→ STATED GOAL: Locate all lines with the word "course". Copy them.

═════ TASK MATERIAL

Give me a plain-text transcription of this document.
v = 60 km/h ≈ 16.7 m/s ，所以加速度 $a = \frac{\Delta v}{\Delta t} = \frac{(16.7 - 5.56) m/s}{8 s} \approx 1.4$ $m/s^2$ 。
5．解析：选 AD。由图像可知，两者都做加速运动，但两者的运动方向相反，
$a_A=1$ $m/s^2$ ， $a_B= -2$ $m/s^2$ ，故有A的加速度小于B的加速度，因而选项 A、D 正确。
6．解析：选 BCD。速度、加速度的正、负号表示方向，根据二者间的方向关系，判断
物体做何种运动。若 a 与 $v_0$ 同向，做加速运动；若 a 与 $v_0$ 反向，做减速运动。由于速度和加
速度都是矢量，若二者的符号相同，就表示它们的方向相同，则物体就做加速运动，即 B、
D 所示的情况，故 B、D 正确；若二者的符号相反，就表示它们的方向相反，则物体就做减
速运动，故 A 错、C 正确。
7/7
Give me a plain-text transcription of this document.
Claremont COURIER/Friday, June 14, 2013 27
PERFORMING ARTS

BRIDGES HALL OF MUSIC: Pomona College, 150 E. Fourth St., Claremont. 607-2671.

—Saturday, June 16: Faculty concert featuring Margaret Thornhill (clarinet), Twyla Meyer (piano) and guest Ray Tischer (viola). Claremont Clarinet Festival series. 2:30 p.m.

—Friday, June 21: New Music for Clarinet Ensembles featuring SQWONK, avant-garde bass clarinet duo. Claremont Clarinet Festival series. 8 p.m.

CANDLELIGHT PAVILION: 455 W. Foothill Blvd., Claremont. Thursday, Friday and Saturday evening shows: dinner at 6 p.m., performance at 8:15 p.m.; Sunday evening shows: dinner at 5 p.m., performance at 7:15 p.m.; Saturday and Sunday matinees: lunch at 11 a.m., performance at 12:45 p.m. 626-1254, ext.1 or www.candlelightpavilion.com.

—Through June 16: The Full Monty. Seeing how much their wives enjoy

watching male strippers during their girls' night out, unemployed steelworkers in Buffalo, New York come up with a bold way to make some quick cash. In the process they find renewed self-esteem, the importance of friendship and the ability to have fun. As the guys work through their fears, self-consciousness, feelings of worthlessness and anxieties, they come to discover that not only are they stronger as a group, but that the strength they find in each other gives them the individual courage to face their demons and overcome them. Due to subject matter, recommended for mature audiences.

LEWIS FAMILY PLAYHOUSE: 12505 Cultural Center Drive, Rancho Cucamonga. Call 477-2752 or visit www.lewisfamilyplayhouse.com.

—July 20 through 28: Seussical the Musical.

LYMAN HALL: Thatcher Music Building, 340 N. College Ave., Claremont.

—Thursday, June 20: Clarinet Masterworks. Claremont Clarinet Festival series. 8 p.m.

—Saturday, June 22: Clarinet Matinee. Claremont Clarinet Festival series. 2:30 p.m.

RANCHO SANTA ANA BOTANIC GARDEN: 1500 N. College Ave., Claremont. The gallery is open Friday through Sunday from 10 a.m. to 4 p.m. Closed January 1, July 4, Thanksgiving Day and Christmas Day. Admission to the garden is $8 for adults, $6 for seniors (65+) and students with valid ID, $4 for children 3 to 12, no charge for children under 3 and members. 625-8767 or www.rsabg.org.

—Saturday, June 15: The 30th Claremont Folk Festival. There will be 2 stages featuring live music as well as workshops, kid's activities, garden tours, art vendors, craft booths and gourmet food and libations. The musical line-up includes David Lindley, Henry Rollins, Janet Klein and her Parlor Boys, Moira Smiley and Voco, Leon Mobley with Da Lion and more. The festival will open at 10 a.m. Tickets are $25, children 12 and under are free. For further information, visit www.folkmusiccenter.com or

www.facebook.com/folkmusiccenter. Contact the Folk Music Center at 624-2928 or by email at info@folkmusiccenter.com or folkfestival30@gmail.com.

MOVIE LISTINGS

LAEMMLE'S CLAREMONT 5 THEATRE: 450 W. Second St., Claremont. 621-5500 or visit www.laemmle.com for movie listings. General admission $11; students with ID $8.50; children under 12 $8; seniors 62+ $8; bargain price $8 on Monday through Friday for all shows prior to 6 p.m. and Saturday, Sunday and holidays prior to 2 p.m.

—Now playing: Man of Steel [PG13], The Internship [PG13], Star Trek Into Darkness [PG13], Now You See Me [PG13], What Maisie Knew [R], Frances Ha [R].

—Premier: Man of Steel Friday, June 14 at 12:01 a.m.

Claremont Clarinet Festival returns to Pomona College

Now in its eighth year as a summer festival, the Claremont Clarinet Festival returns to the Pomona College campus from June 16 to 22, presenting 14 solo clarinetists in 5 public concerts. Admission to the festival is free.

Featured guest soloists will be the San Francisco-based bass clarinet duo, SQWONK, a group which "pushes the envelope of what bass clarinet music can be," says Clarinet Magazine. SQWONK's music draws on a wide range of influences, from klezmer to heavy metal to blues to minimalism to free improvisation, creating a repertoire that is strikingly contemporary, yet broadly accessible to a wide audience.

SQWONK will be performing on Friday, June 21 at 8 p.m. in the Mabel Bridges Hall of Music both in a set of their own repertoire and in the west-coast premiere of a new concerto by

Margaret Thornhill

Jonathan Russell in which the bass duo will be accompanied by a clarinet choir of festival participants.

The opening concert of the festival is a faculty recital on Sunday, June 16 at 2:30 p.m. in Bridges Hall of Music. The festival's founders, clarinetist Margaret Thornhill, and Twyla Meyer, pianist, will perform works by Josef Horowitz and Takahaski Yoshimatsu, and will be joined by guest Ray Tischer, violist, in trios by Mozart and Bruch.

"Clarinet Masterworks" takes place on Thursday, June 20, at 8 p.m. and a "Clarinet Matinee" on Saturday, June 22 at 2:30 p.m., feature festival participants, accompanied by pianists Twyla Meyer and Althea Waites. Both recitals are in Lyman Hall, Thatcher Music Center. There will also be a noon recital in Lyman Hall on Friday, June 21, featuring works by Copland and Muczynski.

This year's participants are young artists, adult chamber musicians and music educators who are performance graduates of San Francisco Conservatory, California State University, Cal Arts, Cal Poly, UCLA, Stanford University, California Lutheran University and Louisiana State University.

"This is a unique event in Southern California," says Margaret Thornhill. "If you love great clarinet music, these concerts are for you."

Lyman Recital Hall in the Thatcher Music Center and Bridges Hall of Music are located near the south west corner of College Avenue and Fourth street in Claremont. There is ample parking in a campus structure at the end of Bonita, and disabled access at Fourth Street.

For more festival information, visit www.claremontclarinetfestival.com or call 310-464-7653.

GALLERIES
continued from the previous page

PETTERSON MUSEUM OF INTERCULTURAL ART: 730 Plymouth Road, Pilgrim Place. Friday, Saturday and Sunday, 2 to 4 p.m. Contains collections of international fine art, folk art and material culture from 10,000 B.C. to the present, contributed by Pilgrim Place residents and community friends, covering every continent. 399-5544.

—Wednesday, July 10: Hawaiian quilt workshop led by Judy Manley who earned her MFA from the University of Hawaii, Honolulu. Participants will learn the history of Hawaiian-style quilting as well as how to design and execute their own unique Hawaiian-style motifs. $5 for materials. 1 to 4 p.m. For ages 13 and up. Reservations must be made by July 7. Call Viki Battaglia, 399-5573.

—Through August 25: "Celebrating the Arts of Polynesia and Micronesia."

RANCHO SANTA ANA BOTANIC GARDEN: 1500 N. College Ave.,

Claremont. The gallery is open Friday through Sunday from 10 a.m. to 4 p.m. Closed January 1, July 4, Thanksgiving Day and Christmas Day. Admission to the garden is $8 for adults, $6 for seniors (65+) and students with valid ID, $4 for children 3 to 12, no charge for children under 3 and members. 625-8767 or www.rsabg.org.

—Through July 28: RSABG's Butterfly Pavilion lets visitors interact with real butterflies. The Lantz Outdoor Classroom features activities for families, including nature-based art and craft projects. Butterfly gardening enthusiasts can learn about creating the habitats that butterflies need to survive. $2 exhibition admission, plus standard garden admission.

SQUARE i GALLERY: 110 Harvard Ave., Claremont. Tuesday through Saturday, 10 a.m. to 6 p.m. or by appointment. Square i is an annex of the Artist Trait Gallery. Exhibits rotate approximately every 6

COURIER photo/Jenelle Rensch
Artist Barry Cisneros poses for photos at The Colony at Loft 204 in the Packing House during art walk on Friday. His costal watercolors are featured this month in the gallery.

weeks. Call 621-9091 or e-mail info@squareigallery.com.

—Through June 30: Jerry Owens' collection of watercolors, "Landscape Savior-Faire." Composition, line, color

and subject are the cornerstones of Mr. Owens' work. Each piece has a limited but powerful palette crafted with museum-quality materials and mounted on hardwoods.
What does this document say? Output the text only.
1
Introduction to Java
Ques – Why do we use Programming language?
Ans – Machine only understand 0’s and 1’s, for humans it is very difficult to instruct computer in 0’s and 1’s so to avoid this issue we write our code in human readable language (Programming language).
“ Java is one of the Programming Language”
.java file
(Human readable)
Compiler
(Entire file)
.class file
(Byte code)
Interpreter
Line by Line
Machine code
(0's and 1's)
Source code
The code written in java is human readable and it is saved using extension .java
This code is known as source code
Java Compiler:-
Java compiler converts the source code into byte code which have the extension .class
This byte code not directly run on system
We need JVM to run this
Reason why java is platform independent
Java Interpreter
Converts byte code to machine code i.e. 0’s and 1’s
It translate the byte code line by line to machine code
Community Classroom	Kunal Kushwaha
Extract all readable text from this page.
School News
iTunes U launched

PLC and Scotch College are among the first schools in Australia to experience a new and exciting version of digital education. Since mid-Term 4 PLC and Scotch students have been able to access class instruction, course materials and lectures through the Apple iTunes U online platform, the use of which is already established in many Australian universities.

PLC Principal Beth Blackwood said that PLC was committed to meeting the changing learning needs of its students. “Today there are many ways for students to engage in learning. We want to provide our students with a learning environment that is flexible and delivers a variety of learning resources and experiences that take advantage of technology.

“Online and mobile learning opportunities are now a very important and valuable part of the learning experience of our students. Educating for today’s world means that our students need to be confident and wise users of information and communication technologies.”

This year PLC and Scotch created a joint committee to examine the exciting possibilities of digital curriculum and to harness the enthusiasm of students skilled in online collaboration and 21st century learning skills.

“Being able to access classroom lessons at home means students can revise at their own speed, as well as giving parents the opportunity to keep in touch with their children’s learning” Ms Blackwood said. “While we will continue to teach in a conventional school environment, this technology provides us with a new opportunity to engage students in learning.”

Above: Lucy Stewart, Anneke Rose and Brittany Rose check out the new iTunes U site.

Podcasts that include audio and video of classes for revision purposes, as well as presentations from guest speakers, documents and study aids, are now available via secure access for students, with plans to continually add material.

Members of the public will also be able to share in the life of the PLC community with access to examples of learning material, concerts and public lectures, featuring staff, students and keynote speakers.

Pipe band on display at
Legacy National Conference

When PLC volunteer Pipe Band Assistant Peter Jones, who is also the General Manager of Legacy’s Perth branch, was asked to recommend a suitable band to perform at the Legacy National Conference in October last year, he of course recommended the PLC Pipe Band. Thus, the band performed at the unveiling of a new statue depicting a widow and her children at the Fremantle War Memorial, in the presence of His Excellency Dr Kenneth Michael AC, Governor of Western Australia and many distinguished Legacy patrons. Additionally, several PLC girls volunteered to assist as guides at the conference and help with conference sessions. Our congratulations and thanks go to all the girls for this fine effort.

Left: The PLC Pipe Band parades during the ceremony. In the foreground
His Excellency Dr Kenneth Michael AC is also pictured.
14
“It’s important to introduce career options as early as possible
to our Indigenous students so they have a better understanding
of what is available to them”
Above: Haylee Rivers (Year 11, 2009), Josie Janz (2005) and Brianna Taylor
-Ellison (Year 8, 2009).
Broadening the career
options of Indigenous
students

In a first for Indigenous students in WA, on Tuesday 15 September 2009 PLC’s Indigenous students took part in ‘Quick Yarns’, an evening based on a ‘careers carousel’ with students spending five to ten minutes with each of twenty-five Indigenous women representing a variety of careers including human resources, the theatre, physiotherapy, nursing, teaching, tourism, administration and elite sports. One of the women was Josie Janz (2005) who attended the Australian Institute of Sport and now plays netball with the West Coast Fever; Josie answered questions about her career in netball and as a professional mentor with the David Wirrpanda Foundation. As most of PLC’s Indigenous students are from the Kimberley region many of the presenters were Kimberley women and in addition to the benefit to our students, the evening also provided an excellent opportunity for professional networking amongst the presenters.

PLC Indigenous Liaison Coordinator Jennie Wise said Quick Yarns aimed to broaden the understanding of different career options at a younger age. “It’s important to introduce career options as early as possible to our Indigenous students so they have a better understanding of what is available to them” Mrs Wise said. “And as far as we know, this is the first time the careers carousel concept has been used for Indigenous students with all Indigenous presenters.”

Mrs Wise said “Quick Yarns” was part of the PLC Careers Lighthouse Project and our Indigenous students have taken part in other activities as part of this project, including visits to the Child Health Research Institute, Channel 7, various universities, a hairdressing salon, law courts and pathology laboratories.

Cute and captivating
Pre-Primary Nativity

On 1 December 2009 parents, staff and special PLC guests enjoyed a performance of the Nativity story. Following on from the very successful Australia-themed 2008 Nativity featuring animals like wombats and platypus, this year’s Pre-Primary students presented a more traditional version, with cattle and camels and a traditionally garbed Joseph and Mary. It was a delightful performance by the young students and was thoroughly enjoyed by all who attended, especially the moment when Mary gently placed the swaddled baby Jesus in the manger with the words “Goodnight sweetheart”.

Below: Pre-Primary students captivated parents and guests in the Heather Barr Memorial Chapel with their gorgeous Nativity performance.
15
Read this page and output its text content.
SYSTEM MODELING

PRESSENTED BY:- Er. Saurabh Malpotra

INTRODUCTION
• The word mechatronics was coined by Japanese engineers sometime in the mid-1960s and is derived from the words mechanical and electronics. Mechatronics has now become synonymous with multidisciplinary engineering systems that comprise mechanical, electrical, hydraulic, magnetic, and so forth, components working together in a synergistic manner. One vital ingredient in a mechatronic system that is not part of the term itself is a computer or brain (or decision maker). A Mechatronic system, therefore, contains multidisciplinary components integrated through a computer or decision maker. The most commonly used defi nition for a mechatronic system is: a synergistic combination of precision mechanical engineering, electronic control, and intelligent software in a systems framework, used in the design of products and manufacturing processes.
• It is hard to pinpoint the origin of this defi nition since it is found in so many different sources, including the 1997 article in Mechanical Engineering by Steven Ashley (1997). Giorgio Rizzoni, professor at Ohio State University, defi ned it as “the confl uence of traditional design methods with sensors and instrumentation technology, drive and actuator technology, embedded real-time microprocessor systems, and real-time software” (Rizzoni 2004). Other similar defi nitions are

══════════

→ CORRECT OUTPUT:
PLC and Scotch College are among the first schools in Australia to experience a new and exciting version of digital education. Since mid-Term 4 PLC and Scotch students have been able to access class instruction, course materials and lectures through the Apple iTunes U online platform, the use of which is already established in many Australian universities.
When PLC volunteer Pipe Band Assistant Peter Jones, who is also the General Manager of Legacy’s Perth branch, was asked to recommend a suitable band to perform at the Legacy National Conference in October last year, he of course recommended the PLC Pipe Band. Thus, the band performed at the unveiling of a new statue depicting a widow and her children at the Fremantle War Memorial, in the presence of His Excellency Dr Kenneth Michael AC, Governor of Western Australia and many distinguished Legacy patrons. Additionally, several PLC girls volunteered to assist as guides at the conference and help with conference sessions. Our congratulations and thanks go to all the girls for this fine effort.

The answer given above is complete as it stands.